-- Start DATASET CONTENT --
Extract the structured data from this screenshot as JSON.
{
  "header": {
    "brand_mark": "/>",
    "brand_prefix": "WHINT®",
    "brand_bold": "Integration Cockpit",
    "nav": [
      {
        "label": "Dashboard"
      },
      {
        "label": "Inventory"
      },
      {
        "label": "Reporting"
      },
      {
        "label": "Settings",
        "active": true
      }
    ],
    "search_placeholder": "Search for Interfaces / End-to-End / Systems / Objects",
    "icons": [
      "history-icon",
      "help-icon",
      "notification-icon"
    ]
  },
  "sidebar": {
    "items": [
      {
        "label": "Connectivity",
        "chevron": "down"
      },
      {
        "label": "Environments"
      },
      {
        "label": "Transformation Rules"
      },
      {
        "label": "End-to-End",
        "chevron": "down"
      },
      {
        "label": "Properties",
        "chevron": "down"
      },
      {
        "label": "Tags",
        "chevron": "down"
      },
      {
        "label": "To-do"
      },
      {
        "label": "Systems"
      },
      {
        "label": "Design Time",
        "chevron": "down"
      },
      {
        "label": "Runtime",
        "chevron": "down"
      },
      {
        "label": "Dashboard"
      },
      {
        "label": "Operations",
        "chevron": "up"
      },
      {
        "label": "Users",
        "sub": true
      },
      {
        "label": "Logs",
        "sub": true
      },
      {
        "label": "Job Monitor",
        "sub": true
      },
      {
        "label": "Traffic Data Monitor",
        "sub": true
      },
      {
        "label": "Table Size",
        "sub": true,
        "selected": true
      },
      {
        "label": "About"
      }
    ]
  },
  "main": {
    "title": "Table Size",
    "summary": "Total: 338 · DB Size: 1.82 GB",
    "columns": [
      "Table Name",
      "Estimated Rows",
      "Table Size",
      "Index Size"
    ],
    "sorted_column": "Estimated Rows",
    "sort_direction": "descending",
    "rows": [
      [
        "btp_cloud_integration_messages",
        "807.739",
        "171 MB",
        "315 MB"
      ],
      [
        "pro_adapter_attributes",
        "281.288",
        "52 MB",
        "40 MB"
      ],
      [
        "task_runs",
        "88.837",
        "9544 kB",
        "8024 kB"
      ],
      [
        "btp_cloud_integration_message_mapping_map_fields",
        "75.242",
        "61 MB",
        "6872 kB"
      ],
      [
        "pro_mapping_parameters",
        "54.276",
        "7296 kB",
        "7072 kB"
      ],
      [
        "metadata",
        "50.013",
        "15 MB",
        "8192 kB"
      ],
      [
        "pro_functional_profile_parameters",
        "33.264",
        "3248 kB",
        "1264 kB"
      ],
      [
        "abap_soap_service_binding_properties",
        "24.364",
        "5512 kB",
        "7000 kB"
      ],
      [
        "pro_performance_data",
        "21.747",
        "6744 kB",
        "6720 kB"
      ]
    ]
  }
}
-- End DATASET CONTENT --
## WHAT YOU SHOULD DO:
From the records above, extract everything verbatim.

## TASK RESPONSE:
Extract the structured data from this screenshot as JSON.
{
  "header": {
    "brand_mark": "/>",
    "brand_prefix": "WHINT®",
    "brand_bold": "Integration Cockpit",
    "nav": [
      {
        "label": "Dashboard"
      },
      {
        "label": "Inventory"
      },
      {
        "label": "Reporting"
      },
      {
        "label": "Settings",
        "active": true
      }
    ],
    "search_placeholder": "Search for Interfaces / End-to-End / Systems / Objects",
    "icons": [
      "history-icon",
      "help-icon",
      "notification-icon"
    ]
  },
  "sidebar": {
    "items": [
      {
        "label": "Connectivity",
        "chevron": "down"
      },
      {
        "label": "Environments"
      },
      {
        "label": "Transformation Rules"
      },
      {
        "label": "End-to-End",
        "chevron": "down"
      },
      {
        "label": "Properties",
        "chevron": "down"
      },
      {
        "label": "Tags",
        "chevron": "down"
      },
      {
        "label": "To-do"
      },
      {
        "label": "Systems"
      },
      {
        "label": "Design Time",
        "chevron": "down"
      },
      {
        "label": "Runtime",
        "chevron": "down"
      },
      {
        "label": "Dashboard"
      },
      {
        "label": "Operations",
        "chevron": "up"
      },
      {
        "label": "Users",
        "sub": true
      },
      {
        "label": "Logs",
        "sub": true
      },
      {
        "label": "Job Monitor",
        "sub": true
      },
      {
        "label": "Traffic Data Monitor",
        "sub": true
      },
      {
        "label": "Table Size",
        "sub": true,
        "selected": true
      },
      {
        "label": "About"
      }
    ]
  },
  "main": {
    "title": "Table Size",
    "summary": "Total: 338 · DB Size: 1.82 GB",
    "columns": [
      "Table Name",
      "Estimated Rows",
      "Table Size",
      "Index Size"
    ],
    "sorted_column": "Estimated Rows",
    "sort_direction": "descending",
    "rows": [
      [
        "btp_cloud_integration_messages",
        "807.739",
        "171 MB",
        "315 MB"
      ],
      [
        "pro_adapter_attributes",
        "281.288",
        "52 MB",
        "40 MB"
      ],
      [
        "task_runs",
        "88.837",
        "9544 kB",
        "8024 kB"
      ],
      [
        "btp_cloud_integration_message_mapping_map_fields",
        "75.242",
        "61 MB",
        "6872 kB"
      ],
      [
        "pro_mapping_parameters",
        "54.276",
        "7296 kB",
        "7072 kB"
      ],
      [
        "metadata",
        "50.013",
        "15 MB",
        "8192 kB"
      ],
      [
        "pro_functional_profile_parameters",
        "33.264",
        "3248 kB",
        "1264 kB"
      ],
      [
        "abap_soap_service_binding_properties",
        "24.364",
        "5512 kB",
        "7000 kB"
      ],
      [
        "pro_performance_data",
        "21.747",
        "6744 kB",
        "6720 kB"
      ]
    ]
  }
}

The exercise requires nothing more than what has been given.